*INFORMATION SHOWN*
— BEGIN —
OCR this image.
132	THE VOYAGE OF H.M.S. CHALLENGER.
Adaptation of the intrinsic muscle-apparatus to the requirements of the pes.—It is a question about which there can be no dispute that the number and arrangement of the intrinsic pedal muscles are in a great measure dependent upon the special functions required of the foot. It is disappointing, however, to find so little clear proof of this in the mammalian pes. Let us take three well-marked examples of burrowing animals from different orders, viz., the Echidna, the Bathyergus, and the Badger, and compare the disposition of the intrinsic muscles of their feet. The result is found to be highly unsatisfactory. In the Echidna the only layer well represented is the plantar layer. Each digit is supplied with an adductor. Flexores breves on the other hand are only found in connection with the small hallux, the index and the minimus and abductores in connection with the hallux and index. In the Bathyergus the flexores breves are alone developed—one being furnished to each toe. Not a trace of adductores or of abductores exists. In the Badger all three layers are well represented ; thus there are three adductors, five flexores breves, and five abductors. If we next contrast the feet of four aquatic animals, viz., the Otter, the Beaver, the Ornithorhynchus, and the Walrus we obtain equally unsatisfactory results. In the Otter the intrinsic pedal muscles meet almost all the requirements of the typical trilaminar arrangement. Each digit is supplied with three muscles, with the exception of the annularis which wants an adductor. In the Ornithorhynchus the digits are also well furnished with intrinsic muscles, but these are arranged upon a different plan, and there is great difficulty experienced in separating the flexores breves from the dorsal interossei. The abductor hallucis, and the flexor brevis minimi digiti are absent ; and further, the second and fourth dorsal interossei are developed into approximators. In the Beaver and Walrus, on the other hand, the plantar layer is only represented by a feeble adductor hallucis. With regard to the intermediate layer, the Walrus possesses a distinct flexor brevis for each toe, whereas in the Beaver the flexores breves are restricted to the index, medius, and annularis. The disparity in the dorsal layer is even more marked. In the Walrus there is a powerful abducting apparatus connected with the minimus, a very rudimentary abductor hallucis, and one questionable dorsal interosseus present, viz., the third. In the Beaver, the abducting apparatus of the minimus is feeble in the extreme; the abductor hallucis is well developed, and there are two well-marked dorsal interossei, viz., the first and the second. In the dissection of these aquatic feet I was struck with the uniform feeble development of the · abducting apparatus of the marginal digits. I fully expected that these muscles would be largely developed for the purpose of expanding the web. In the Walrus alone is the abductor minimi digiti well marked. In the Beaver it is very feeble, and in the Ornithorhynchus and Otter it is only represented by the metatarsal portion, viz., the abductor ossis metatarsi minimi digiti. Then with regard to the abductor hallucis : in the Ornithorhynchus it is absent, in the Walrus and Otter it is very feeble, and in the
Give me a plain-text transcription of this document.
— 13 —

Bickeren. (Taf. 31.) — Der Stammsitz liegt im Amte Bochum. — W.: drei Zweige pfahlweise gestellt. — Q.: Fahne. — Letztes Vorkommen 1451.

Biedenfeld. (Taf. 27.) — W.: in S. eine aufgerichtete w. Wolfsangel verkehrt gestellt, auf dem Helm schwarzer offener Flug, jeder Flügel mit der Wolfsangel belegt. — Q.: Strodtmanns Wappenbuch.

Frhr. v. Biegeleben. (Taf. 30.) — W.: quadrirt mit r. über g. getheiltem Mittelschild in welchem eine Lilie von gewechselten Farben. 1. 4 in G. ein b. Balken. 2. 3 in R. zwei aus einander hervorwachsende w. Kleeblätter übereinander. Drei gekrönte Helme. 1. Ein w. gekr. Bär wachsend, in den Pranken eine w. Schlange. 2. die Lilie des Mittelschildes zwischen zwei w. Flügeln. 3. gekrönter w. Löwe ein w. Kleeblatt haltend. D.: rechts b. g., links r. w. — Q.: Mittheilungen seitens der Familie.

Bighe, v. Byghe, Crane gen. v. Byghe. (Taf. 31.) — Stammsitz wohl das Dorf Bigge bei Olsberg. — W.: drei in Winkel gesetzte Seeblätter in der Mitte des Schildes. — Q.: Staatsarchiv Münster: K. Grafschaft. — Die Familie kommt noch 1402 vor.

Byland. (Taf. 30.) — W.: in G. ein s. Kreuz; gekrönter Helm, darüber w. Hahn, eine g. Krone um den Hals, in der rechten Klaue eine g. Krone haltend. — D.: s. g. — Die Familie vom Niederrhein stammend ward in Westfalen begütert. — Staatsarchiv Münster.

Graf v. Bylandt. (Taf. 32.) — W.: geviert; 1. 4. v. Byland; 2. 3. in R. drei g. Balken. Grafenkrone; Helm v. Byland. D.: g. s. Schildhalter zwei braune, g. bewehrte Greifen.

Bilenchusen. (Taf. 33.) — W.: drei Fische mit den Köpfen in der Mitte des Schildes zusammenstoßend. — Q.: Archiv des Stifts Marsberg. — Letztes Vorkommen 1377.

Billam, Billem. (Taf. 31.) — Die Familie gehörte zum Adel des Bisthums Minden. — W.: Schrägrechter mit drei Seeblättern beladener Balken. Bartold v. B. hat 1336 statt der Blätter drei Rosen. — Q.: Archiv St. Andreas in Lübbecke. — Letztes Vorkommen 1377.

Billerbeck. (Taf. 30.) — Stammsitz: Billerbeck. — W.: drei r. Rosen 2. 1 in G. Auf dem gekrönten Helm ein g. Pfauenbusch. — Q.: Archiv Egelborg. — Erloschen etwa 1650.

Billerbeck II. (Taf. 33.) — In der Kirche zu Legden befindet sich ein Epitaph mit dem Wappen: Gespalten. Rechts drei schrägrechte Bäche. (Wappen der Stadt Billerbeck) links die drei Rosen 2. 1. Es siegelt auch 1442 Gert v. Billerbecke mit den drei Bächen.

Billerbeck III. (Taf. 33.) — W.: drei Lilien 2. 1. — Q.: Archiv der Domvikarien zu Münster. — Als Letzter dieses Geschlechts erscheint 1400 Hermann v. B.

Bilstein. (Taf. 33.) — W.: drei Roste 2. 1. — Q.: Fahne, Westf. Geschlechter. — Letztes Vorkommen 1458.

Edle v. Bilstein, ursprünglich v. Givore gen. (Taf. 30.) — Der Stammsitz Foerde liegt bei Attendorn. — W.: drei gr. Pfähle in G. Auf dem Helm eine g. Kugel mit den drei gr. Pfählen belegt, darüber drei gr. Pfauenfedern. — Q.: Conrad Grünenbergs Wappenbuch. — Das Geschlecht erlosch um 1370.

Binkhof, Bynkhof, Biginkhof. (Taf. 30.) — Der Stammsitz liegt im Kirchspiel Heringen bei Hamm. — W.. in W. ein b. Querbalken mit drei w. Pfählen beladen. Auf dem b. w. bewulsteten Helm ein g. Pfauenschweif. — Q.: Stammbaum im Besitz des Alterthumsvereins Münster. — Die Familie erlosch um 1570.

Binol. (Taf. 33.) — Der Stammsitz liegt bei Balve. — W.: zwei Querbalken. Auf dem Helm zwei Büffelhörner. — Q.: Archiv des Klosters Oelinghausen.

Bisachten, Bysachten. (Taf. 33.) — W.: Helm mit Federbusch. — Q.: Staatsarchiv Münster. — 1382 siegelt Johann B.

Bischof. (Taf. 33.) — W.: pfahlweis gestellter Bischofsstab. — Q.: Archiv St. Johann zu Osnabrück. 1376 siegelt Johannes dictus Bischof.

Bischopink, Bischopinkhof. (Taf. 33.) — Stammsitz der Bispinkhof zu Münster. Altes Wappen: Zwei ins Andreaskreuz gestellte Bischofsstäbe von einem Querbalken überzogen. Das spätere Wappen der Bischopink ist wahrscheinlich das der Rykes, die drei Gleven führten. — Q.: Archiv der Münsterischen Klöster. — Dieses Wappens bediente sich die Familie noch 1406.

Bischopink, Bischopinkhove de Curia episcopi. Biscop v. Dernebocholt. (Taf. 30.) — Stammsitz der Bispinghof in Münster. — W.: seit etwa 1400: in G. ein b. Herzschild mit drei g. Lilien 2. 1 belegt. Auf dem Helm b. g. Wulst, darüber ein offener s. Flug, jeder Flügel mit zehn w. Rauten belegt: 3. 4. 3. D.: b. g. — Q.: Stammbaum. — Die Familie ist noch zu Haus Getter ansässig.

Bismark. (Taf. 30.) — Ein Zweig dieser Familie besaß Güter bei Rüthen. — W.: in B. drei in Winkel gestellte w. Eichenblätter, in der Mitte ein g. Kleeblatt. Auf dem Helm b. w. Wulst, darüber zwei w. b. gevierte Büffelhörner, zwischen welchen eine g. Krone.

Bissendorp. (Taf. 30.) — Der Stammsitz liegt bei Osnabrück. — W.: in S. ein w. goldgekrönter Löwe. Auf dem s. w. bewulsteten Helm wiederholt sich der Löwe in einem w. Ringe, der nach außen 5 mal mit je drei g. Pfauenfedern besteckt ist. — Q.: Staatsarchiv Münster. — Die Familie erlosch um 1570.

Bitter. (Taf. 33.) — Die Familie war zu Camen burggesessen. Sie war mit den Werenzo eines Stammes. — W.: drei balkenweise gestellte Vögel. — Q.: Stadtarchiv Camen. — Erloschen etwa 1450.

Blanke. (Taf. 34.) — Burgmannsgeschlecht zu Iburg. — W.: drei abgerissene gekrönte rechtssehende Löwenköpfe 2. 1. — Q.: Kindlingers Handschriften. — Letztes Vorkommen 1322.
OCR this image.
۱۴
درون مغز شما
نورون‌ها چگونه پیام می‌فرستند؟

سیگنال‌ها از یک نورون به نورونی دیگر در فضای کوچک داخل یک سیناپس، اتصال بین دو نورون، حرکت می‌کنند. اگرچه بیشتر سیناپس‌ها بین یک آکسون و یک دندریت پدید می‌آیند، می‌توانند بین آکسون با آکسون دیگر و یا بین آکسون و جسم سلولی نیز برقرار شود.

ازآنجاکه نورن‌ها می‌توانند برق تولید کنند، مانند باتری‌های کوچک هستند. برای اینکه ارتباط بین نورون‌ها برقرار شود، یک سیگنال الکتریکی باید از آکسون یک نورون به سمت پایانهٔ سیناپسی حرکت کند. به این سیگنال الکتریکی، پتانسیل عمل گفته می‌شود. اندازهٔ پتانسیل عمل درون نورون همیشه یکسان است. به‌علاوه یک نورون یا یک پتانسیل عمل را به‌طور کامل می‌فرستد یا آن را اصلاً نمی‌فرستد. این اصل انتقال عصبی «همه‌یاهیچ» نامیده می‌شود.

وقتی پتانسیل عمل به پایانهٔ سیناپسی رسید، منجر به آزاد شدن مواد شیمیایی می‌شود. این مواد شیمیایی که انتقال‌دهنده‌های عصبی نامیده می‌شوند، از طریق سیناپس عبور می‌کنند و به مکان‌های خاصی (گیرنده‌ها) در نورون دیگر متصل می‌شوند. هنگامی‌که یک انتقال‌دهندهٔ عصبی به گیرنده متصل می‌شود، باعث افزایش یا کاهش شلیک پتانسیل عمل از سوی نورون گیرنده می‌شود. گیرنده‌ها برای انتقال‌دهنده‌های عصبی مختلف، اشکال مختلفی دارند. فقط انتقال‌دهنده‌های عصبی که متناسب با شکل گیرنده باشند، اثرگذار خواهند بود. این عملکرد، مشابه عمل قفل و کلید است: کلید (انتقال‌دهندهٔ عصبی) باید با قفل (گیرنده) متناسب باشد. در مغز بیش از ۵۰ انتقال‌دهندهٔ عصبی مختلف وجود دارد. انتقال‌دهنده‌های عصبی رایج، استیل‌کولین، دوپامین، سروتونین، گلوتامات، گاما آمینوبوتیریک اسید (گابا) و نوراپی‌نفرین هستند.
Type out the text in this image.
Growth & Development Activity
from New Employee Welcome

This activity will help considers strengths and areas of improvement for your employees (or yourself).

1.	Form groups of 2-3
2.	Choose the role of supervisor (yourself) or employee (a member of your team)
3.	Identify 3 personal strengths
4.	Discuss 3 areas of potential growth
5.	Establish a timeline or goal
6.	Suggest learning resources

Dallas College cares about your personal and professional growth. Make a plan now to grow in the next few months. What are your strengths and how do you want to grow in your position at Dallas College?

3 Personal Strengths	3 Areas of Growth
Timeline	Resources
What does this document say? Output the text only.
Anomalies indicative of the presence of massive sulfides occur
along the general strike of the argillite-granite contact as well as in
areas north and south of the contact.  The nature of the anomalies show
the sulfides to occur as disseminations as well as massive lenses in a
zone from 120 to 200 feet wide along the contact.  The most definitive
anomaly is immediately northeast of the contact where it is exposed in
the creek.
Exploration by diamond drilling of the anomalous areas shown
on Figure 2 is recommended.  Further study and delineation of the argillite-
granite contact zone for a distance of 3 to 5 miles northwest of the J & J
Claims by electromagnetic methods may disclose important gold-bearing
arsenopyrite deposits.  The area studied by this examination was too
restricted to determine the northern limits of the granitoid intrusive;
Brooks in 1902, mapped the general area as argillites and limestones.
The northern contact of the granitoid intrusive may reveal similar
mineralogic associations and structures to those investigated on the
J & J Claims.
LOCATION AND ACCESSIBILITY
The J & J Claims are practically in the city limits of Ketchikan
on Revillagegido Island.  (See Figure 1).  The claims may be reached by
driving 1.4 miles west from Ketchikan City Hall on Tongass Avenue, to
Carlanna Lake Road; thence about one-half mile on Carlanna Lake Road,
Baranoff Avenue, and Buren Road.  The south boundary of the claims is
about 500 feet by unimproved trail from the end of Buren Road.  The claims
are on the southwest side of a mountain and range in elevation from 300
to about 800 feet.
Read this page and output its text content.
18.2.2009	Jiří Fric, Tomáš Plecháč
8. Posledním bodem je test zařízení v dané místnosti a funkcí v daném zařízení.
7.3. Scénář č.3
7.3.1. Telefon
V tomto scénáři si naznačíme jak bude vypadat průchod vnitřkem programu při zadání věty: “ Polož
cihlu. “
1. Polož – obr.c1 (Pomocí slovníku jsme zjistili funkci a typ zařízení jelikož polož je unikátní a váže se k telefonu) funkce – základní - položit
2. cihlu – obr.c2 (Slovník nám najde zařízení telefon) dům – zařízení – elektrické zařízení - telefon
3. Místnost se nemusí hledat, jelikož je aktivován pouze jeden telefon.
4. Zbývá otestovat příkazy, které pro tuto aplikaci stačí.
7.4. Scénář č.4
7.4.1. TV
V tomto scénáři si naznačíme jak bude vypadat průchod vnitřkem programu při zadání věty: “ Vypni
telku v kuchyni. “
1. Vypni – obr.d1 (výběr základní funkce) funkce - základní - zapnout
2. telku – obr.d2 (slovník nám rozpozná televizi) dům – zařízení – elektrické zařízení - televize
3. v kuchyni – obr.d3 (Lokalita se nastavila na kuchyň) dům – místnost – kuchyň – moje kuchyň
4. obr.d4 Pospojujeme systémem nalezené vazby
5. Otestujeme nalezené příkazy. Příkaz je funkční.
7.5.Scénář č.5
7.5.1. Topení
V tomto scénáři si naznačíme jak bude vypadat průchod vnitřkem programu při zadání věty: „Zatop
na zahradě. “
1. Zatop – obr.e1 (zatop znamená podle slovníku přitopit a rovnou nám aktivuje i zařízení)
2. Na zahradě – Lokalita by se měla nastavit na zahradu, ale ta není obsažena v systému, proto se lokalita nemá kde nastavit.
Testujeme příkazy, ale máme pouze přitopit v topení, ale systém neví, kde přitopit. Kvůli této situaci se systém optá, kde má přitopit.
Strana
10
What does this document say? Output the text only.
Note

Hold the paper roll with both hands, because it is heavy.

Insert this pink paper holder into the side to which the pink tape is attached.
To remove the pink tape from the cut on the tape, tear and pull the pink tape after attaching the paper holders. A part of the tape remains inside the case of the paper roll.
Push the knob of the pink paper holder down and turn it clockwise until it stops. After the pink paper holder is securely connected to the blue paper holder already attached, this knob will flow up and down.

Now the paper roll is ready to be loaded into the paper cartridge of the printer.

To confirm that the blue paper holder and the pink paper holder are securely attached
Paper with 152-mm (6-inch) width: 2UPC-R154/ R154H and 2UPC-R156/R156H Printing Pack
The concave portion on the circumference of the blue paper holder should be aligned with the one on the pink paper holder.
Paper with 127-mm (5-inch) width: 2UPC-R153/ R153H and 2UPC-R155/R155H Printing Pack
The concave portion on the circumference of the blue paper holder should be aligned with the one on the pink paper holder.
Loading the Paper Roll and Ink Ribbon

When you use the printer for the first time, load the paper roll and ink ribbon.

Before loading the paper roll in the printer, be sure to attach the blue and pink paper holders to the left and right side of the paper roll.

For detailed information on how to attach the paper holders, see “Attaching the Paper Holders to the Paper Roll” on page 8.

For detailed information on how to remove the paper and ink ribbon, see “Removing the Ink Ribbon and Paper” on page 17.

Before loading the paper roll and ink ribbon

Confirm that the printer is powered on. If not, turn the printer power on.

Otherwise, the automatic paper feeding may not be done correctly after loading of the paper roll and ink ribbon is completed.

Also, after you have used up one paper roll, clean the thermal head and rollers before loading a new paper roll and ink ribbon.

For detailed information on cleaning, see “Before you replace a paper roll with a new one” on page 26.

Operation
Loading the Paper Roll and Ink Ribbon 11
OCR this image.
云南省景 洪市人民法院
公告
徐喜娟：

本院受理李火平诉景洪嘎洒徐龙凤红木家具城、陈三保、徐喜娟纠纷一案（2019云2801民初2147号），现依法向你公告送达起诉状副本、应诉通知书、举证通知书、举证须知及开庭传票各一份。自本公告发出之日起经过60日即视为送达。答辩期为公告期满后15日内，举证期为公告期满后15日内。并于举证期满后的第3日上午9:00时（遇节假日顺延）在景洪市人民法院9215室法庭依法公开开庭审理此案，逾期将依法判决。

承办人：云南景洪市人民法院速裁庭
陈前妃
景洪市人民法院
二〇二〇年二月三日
— END —
*EXERCISE BRIEF*
Tally the lines holding the string "Erloschen" and give only the count.

*WRITTEN REPLY*
2